--- Begin ---
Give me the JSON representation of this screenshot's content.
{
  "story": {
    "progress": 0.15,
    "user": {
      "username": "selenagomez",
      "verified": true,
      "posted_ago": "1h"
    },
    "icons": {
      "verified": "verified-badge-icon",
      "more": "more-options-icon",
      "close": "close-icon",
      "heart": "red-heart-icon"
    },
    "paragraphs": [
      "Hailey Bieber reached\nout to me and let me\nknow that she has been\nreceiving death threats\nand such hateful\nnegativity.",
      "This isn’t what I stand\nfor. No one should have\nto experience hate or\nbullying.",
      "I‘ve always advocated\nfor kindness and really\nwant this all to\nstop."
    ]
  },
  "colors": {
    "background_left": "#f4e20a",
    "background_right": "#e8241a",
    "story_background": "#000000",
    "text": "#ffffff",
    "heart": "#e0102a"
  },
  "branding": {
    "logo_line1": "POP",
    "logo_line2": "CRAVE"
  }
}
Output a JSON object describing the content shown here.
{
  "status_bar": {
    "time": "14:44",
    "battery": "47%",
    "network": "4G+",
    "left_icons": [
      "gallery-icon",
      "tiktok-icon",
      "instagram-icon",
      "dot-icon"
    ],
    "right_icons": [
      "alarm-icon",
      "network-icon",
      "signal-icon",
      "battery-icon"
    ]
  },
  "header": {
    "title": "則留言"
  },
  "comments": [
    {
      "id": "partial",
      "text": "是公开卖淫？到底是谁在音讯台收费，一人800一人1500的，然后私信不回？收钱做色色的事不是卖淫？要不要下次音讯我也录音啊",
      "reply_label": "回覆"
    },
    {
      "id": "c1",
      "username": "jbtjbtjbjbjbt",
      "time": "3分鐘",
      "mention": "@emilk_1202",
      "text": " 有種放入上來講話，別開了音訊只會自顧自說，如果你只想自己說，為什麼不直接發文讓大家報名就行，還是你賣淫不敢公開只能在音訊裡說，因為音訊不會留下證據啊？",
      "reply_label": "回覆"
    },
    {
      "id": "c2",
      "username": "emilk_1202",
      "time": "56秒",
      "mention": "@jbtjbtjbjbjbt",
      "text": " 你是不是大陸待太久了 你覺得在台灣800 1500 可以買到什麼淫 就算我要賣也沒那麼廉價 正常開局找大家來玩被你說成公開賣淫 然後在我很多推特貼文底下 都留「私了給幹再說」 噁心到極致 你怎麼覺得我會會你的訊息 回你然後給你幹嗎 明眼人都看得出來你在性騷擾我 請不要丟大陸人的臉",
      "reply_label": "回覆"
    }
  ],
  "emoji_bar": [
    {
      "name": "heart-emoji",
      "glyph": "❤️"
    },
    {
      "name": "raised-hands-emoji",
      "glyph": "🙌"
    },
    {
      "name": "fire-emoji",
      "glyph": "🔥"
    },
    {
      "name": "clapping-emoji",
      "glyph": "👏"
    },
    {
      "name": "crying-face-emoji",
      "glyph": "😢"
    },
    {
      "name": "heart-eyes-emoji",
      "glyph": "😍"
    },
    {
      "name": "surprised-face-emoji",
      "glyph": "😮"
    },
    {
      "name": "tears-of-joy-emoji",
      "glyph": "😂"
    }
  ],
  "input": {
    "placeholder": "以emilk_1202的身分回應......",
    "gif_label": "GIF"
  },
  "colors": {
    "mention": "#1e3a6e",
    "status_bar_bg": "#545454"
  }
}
--- End ---
All of the data needs to be reproduced exactly, with no line missing.

§ **CORRECT OUTPUT**
Give me the JSON representation of this screenshot's content.
{
  "story": {
    "progress": 0.15,
    "user": {
      "username": "selenagomez",
      "verified": true,
      "posted_ago": "1h"
    },
    "icons": {
      "verified": "verified-badge-icon",
      "more": "more-options-icon",
      "close": "close-icon",
      "heart": "red-heart-icon"
    },
    "paragraphs": [
      "Hailey Bieber reached\nout to me and let me\nknow that she has been\nreceiving death threats\nand such hateful\nnegativity.",
      "This isn’t what I stand\nfor. No one should have\nto experience hate or\nbullying.",
      "I‘ve always advocated\nfor kindness and really\nwant this all to\nstop."
    ]
  },
  "colors": {
    "background_left": "#f4e20a",
    "background_right": "#e8241a",
    "story_background": "#000000",
    "text": "#ffffff",
    "heart": "#e0102a"
  },
  "branding": {
    "logo_line1": "POP",
    "logo_line2": "CRAVE"
  }
}
Output a JSON object describing the content shown here.
{
  "status_bar": {
    "time": "14:44",
    "battery": "47%",
    "network": "4G+",
    "left_icons": [
      "gallery-icon",
      "tiktok-icon",
      "instagram-icon",
      "dot-icon"
    ],
    "right_icons": [
      "alarm-icon",
      "network-icon",
      "signal-icon",
      "battery-icon"
    ]
  },
  "header": {
    "title": "則留言"
  },
  "comments": [
    {
      "id": "partial",
      "text": "是公开卖淫？到底是谁在音讯台收费，一人800一人1500的，然后私信不回？收钱做色色的事不是卖淫？要不要下次音讯我也录音啊",
      "reply_label": "回覆"
    },
    {
      "id": "c1",
      "username": "jbtjbtjbjbjbt",
      "time": "3分鐘",
      "mention": "@emilk_1202",
      "text": " 有種放入上來講話，別開了音訊只會自顧自說，如果你只想自己說，為什麼不直接發文讓大家報名就行，還是你賣淫不敢公開只能在音訊裡說，因為音訊不會留下證據啊？",
      "reply_label": "回覆"
    },
    {
      "id": "c2",
      "username": "emilk_1202",
      "time": "56秒",
      "mention": "@jbtjbtjbjbjbt",
      "text": " 你是不是大陸待太久了 你覺得在台灣800 1500 可以買到什麼淫 就算我要賣也沒那麼廉價 正常開局找大家來玩被你說成公開賣淫 然後在我很多推特貼文底下 都留「私了給幹再說」 噁心到極致 你怎麼覺得我會會你的訊息 回你然後給你幹嗎 明眼人都看得出來你在性騷擾我 請不要丟大陸人的臉",
      "reply_label": "回覆"
    }
  ],
  "emoji_bar": [
    {
      "name": "heart-emoji",
      "glyph": "❤️"
    },
    {
      "name": "raised-hands-emoji",
      "glyph": "🙌"
    },
    {
      "name": "fire-emoji",
      "glyph": "🔥"
    },
    {
      "name": "clapping-emoji",
      "glyph": "👏"
    },
    {
      "name": "crying-face-emoji",
      "glyph": "😢"
    },
    {
      "name": "heart-eyes-emoji",
      "glyph": "😍"
    },
    {
      "name": "surprised-face-emoji",
      "glyph": "😮"
    },
    {
      "name": "tears-of-joy-emoji",
      "glyph": "😂"
    }
  ],
  "input": {
    "placeholder": "以emilk_1202的身分回應......",
    "gif_label": "GIF"
  },
  "colors": {
    "mention": "#1e3a6e",
    "status_bar_bg": "#545454"
  }
}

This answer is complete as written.